■ PROBLEM DESCRIPTION: Please retype the data in full and exactly; the pictures are not part of the copy.
^^^^^^^^^^^^^^^^
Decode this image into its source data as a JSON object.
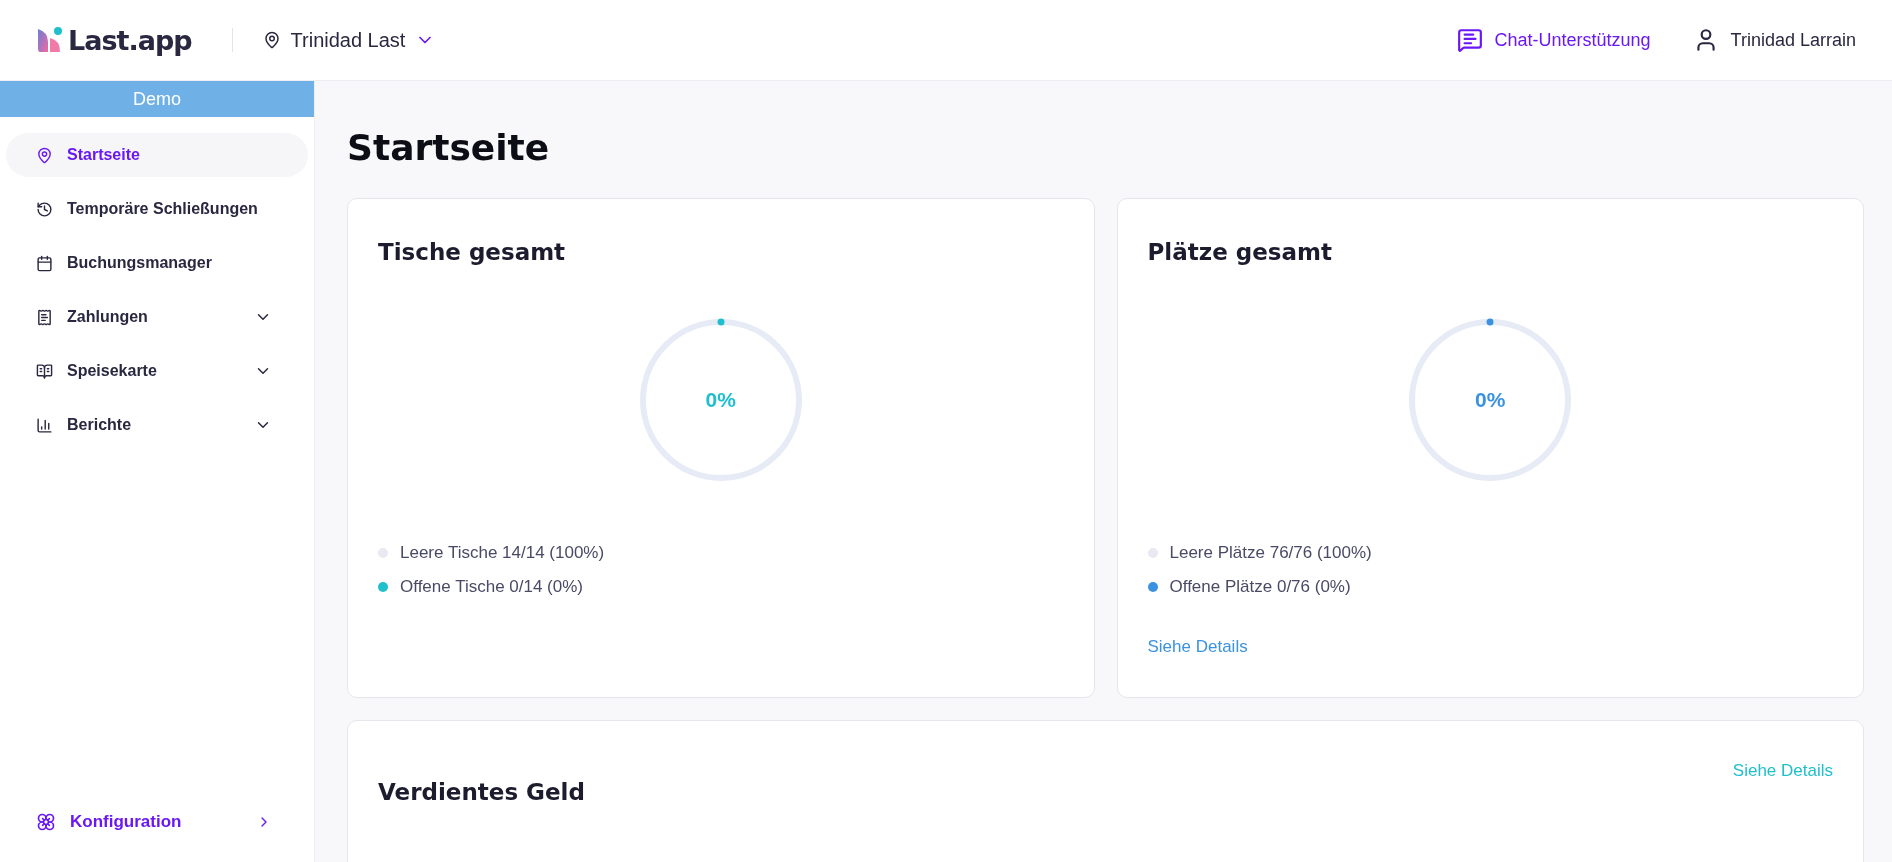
{
  "header": {
    "logo": "Last.app",
    "location": "Trinidad Last",
    "chat": "Chat-Unterstützung",
    "user": "Trinidad Larrain"
  },
  "sidebar": {
    "banner": "Demo",
    "items": [
      {
        "label": "Startseite",
        "selected": true,
        "has_submenu": false
      },
      {
        "label": "Temporäre Schließungen",
        "selected": false,
        "has_submenu": false
      },
      {
        "label": "Buchungsmanager",
        "selected": false,
        "has_submenu": false
      },
      {
        "label": "Zahlungen",
        "selected": false,
        "has_submenu": true
      },
      {
        "label": "Speisekarte",
        "selected": false,
        "has_submenu": true
      },
      {
        "label": "Berichte",
        "selected": false,
        "has_submenu": true
      }
    ],
    "footer": {
      "label": "Konfiguration"
    }
  },
  "page_title": "Startseite",
  "cards": [
    {
      "title": "Tische gesamt",
      "value": "0%",
      "level": 0,
      "color": "#1fbfcc",
      "legend": [
        {
          "label": "Leere Tische 14/14 (100%)",
          "color": "#e8e9f1"
        },
        {
          "label": "Offene Tische 0/14 (0%)",
          "color": "#1fbfcc"
        }
      ]
    },
    {
      "title": "Plätze gesamt",
      "value": "0%",
      "level": 0,
      "color": "#3b92e0",
      "legend": [
        {
          "label": "Leere Plätze 76/76 (100%)",
          "color": "#e8e9f1"
        },
        {
          "label": "Offene Plätze 0/76 (0%)",
          "color": "#3b92e0"
        }
      ],
      "link": "Siehe Details"
    }
  ],
  "earnings": {
    "title": "Verdientes Geld",
    "link": "Siehe Details"
  }
}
^^^^^^^^^^^^^^^^
■ THE COMPLETED TASK:
Decode this image into its source data as a JSON object.
{
  "header": {
    "logo": "Last.app",
    "location": "Trinidad Last",
    "chat": "Chat-Unterstützung",
    "user": "Trinidad Larrain"
  },
  "sidebar": {
    "banner": "Demo",
    "items": [
      {
        "label": "Startseite",
        "selected": true,
        "has_submenu": false
      },
      {
        "label": "Temporäre Schließungen",
        "selected": false,
        "has_submenu": false
      },
      {
        "label": "Buchungsmanager",
        "selected": false,
        "has_submenu": false
      },
      {
        "label": "Zahlungen",
        "selected": false,
        "has_submenu": true
      },
      {
        "label": "Speisekarte",
        "selected": false,
        "has_submenu": true
      },
      {
        "label": "Berichte",
        "selected": false,
        "has_submenu": true
      }
    ],
    "footer": {
      "label": "Konfiguration"
    }
  },
  "page_title": "Startseite",
  "cards": [
    {
      "title": "Tische gesamt",
      "value": "0%",
      "level": 0,
      "color": "#1fbfcc",
      "legend": [
        {
          "label": "Leere Tische 14/14 (100%)",
          "color": "#e8e9f1"
        },
        {
          "label": "Offene Tische 0/14 (0%)",
          "color": "#1fbfcc"
        }
      ]
    },
    {
      "title": "Plätze gesamt",
      "value": "0%",
      "level": 0,
      "color": "#3b92e0",
      "legend": [
        {
          "label": "Leere Plätze 76/76 (100%)",
          "color": "#e8e9f1"
        },
        {
          "label": "Offene Plätze 0/76 (0%)",
          "color": "#3b92e0"
        }
      ],
      "link": "Siehe Details"
    }
  ],
  "earnings": {
    "title": "Verdientes Geld",
    "link": "Siehe Details"
  }
}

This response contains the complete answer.